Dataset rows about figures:

>> Begin

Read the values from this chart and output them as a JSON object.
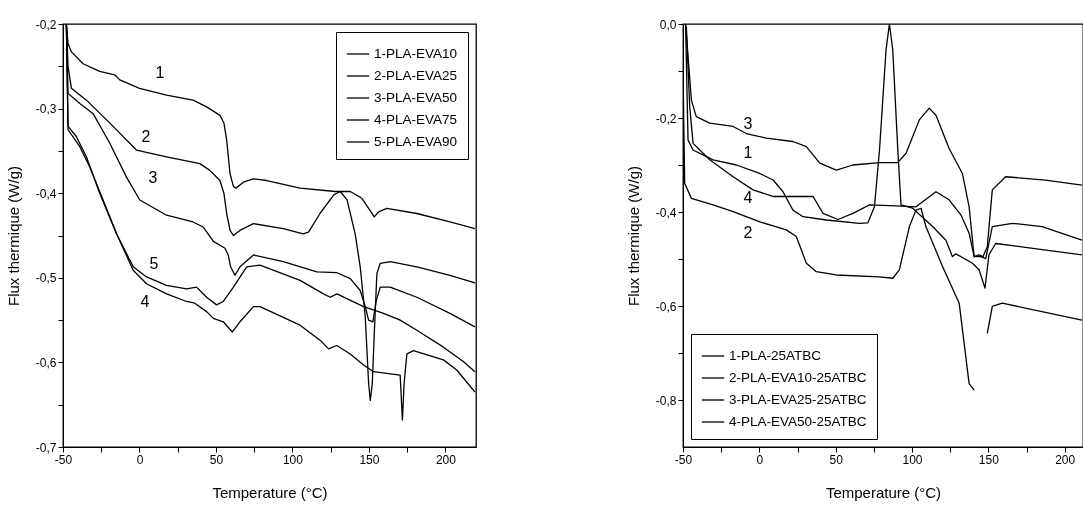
{
  "chart_data": [
    {
      "type": "line",
      "xlabel": "Temperature (°C)",
      "ylabel": "Flux thermique (W/g)",
      "xlim": [
        -50,
        220
      ],
      "ylim": [
        -0.7,
        -0.2
      ],
      "xticks": [
        -50,
        {
          "value": -25,
          "label": null
        },
        0,
        {
          "value": 25,
          "label": null
        },
        50,
        {
          "value": 75,
          "label": null
        },
        100,
        {
          "value": 125,
          "label": null
        },
        150,
        {
          "value": 175,
          "label": null
        },
        200
      ],
      "yticks": [
        {
          "value": -0.7,
          "label": "-0,7"
        },
        {
          "value": -0.65,
          "label": null
        },
        {
          "value": -0.6,
          "label": "-0,6"
        },
        {
          "value": -0.55,
          "label": null
        },
        {
          "value": -0.5,
          "label": "-0,5"
        },
        {
          "value": -0.45,
          "label": null
        },
        {
          "value": -0.4,
          "label": "-0,4"
        },
        {
          "value": -0.35,
          "label": null
        },
        {
          "value": -0.3,
          "label": "-0,3"
        },
        {
          "value": -0.25,
          "label": null
        },
        {
          "value": -0.2,
          "label": "-0,2"
        }
      ],
      "legend": "top right",
      "series": [
        {
          "name": "1-PLA-EVA10",
          "color": "#000000",
          "x": [
            -47.8,
            -46.7,
            -44.5,
            -36.9,
            -26,
            -16.2,
            -12.9,
            0,
            17.7,
            35,
            43.9,
            52.6,
            55.2,
            57,
            59.2,
            61.4,
            63.1,
            67.9,
            74.5,
            83.2,
            105,
            128,
            137.8,
            145.4,
            149.8,
            153.5,
            156.3,
            161.7,
            181.3,
            203,
            219.3
          ],
          "values": [
            -0.2,
            -0.223,
            -0.233,
            -0.247,
            -0.256,
            -0.26,
            -0.266,
            -0.276,
            -0.284,
            -0.29,
            -0.298,
            -0.308,
            -0.317,
            -0.337,
            -0.377,
            -0.392,
            -0.394,
            -0.387,
            -0.383,
            -0.385,
            -0.394,
            -0.398,
            -0.398,
            -0.406,
            -0.418,
            -0.428,
            -0.422,
            -0.418,
            -0.424,
            -0.434,
            -0.442
          ]
        },
        {
          "name": "2-PLA-EVA25",
          "color": "#000000",
          "x": [
            -47.8,
            -46.7,
            -44.5,
            -34.7,
            -17.2,
            -12.9,
            -2,
            17.7,
            39.5,
            46,
            52.6,
            55.2,
            57,
            59.2,
            61.4,
            65.7,
            74.5,
            94,
            107,
            110.5,
            118,
            127,
            131.3,
            135.7,
            141,
            144.3,
            147.6,
            149.8,
            150.9,
            152.2,
            153.5,
            155.2,
            157.4,
            163.9,
            181.3,
            203,
            219.3
          ],
          "values": [
            -0.2,
            -0.25,
            -0.276,
            -0.29,
            -0.321,
            -0.329,
            -0.349,
            -0.357,
            -0.365,
            -0.373,
            -0.385,
            -0.4,
            -0.424,
            -0.444,
            -0.45,
            -0.444,
            -0.436,
            -0.442,
            -0.448,
            -0.446,
            -0.424,
            -0.402,
            -0.398,
            -0.408,
            -0.448,
            -0.487,
            -0.546,
            -0.625,
            -0.645,
            -0.625,
            -0.566,
            -0.495,
            -0.483,
            -0.481,
            -0.487,
            -0.497,
            -0.506
          ]
        },
        {
          "name": "3-PLA-EVA50",
          "color": "#000000",
          "x": [
            -47.8,
            -46.7,
            -39,
            -30.3,
            -19.4,
            -8.5,
            0.2,
            17.7,
            35,
            41.7,
            48.3,
            55.9,
            58,
            59.6,
            62.4,
            65.7,
            74.5,
            94,
            116,
            129.1,
            137.8,
            144.3,
            147.6,
            149.8,
            152.6,
            154.8,
            157.4,
            163.9,
            181.3,
            203,
            219.3
          ],
          "values": [
            -0.2,
            -0.282,
            -0.294,
            -0.306,
            -0.341,
            -0.381,
            -0.408,
            -0.426,
            -0.434,
            -0.44,
            -0.457,
            -0.465,
            -0.473,
            -0.487,
            -0.497,
            -0.487,
            -0.473,
            -0.481,
            -0.493,
            -0.494,
            -0.501,
            -0.515,
            -0.534,
            -0.55,
            -0.552,
            -0.527,
            -0.511,
            -0.511,
            -0.523,
            -0.542,
            -0.558
          ]
        },
        {
          "name": "4-PLA-EVA75",
          "color": "#000000",
          "x": [
            -47.8,
            -46.7,
            -39,
            -32.5,
            -23.8,
            -15,
            -4.1,
            4.6,
            17.7,
            30.8,
            36.2,
            43.9,
            48.3,
            54.8,
            60.7,
            65.7,
            74.5,
            78.8,
            105,
            118.2,
            123.6,
            129,
            137.8,
            146.5,
            153,
            170.4,
            171.9,
            173,
            174.8,
            179.1,
            198.7,
            207.4,
            219.3
          ],
          "values": [
            -0.2,
            -0.325,
            -0.345,
            -0.369,
            -0.408,
            -0.448,
            -0.491,
            -0.507,
            -0.519,
            -0.528,
            -0.53,
            -0.54,
            -0.548,
            -0.552,
            -0.564,
            -0.552,
            -0.534,
            -0.534,
            -0.556,
            -0.574,
            -0.584,
            -0.58,
            -0.59,
            -0.603,
            -0.611,
            -0.615,
            -0.668,
            -0.625,
            -0.59,
            -0.586,
            -0.597,
            -0.609,
            -0.635
          ]
        },
        {
          "name": "5-PLA-EVA90",
          "color": "#000000",
          "x": [
            -47.8,
            -46.7,
            -41.3,
            -34.7,
            -26,
            -15,
            -4.1,
            4.6,
            17.7,
            30.8,
            37.3,
            43.9,
            50.4,
            54.8,
            61.4,
            70.1,
            78.8,
            105,
            120.3,
            124.7,
            129.1,
            146.5,
            159.6,
            170.4,
            181.3,
            198.7,
            211.7,
            219.3
          ],
          "values": [
            -0.2,
            -0.321,
            -0.333,
            -0.357,
            -0.4,
            -0.448,
            -0.487,
            -0.499,
            -0.509,
            -0.513,
            -0.511,
            -0.523,
            -0.532,
            -0.528,
            -0.511,
            -0.487,
            -0.485,
            -0.503,
            -0.519,
            -0.523,
            -0.519,
            -0.534,
            -0.542,
            -0.55,
            -0.562,
            -0.582,
            -0.599,
            -0.611
          ]
        }
      ],
      "annotations": [
        "1",
        "2",
        "3",
        "5",
        "4"
      ]
    },
    {
      "type": "line",
      "xlabel": "Temperature (°C)",
      "ylabel": "Flux thermique (W/g)",
      "xlim": [
        -50,
        212
      ],
      "ylim": [
        -0.9,
        0
      ],
      "xticks": [
        -50,
        {
          "value": -25,
          "label": null
        },
        0,
        {
          "value": 25,
          "label": null
        },
        50,
        {
          "value": 75,
          "label": null
        },
        100,
        {
          "value": 125,
          "label": null
        },
        150,
        {
          "value": 175,
          "label": null
        },
        200
      ],
      "yticks": [
        {
          "value": -0.8,
          "label": "-0,8"
        },
        {
          "value": -0.7,
          "label": null
        },
        {
          "value": -0.6,
          "label": "-0,6"
        },
        {
          "value": -0.5,
          "label": null
        },
        {
          "value": -0.4,
          "label": "-0,4"
        },
        {
          "value": -0.3,
          "label": null
        },
        {
          "value": -0.2,
          "label": "-0,2"
        },
        {
          "value": -0.1,
          "label": null
        },
        {
          "value": 0,
          "label": "0,0"
        }
      ],
      "legend": "bottom left",
      "series": [
        {
          "name": "1-PLA-25ATBC",
          "color": "#000000",
          "x": [
            -48.3,
            -46.7,
            -43.4,
            -30.3,
            -15,
            0.2,
            9,
            15.5,
            22,
            28.6,
            43.9,
            65.7,
            71.1,
            75.4,
            78.7,
            83,
            85.2,
            87.4,
            90.7,
            92.8,
            100.4,
            113.5,
            122.2,
            126.5,
            128.7,
            132,
            139.6,
            143.9,
            147.8,
            150.4,
            154.8,
            211.3
          ],
          "values": [
            0,
            -0.247,
            -0.268,
            -0.289,
            -0.3,
            -0.318,
            -0.332,
            -0.357,
            -0.396,
            -0.41,
            -0.417,
            -0.424,
            -0.423,
            -0.389,
            -0.268,
            -0.055,
            0,
            -0.055,
            -0.268,
            -0.385,
            -0.392,
            -0.431,
            -0.46,
            -0.495,
            -0.489,
            -0.495,
            -0.509,
            -0.523,
            -0.562,
            -0.491,
            -0.467,
            -0.491
          ]
        },
        {
          "name": "2-PLA-EVA10-25ATBC",
          "color": "#000000",
          "x": [
            -50,
            -48.9,
            -44.5,
            -30.3,
            -17.2,
            0.4,
            17.7,
            24.2,
            30.8,
            37.3,
            50.4,
            78.7,
            87.4,
            91.7,
            98.3,
            102.6,
            105.9,
            109.1,
            120,
            130.9,
            137.4,
            140.7,
            143.9,
            146.5,
            149.3,
            152.6,
            159.1,
            211.3
          ],
          "values": [
            -0.1,
            -0.339,
            -0.371,
            -0.385,
            -0.399,
            -0.421,
            -0.438,
            -0.452,
            -0.509,
            -0.527,
            -0.534,
            -0.538,
            -0.541,
            -0.523,
            -0.431,
            -0.396,
            -0.392,
            -0.431,
            -0.516,
            -0.594,
            -0.765,
            -0.779,
            null,
            null,
            -0.658,
            -0.601,
            -0.594,
            -0.63
          ]
        },
        {
          "name": "3-PLA-EVA25-25ATBC",
          "color": "#000000",
          "x": [
            -48.3,
            -44.5,
            -41.3,
            -32.5,
            -17.2,
            -8.5,
            4.6,
            22,
            30.8,
            39.6,
            50.4,
            61.3,
            78.7,
            90.6,
            96.1,
            104.8,
            111.3,
            115.7,
            124.3,
            133,
            137.4,
            140.7,
            143.9,
            146.5,
            149.3,
            152.6,
            161.3,
            187.4,
            211.3
          ],
          "values": [
            0,
            -0.162,
            -0.197,
            -0.211,
            -0.218,
            -0.233,
            -0.243,
            -0.25,
            -0.261,
            -0.296,
            -0.311,
            -0.3,
            -0.295,
            -0.295,
            -0.275,
            -0.204,
            -0.179,
            -0.194,
            -0.265,
            -0.318,
            -0.389,
            -0.495,
            -0.491,
            -0.495,
            -0.474,
            -0.353,
            -0.325,
            -0.332,
            -0.343
          ]
        },
        {
          "name": "4-PLA-EVA50-25ATBC",
          "color": "#000000",
          "x": [
            -47.8,
            -45.6,
            -43.4,
            -32.5,
            -17.2,
            -4.1,
            9,
            35.2,
            41.7,
            51.5,
            61.3,
            72.2,
            89.6,
            102.6,
            115.7,
            124.3,
            132,
            137.4,
            140.7,
            145,
            148.3,
            152.6,
            165.7,
            185.2,
            211.3
          ],
          "values": [
            -0.006,
            -0.176,
            -0.254,
            -0.289,
            -0.325,
            -0.353,
            -0.367,
            -0.367,
            -0.403,
            -0.416,
            -0.403,
            -0.385,
            -0.387,
            -0.389,
            -0.357,
            -0.374,
            -0.406,
            -0.445,
            -0.495,
            -0.495,
            -0.499,
            -0.431,
            -0.424,
            -0.431,
            -0.46
          ]
        }
      ],
      "annotations": [
        "3",
        "1",
        "4",
        "2"
      ]
    }
  ]
}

>> End

(YOUR OBJECTIVE)
Find all lines with "legend" in them and copy each one.

(COMPLETED EXERCISE)
      "legend": "top right",
      "legend": "bottom left",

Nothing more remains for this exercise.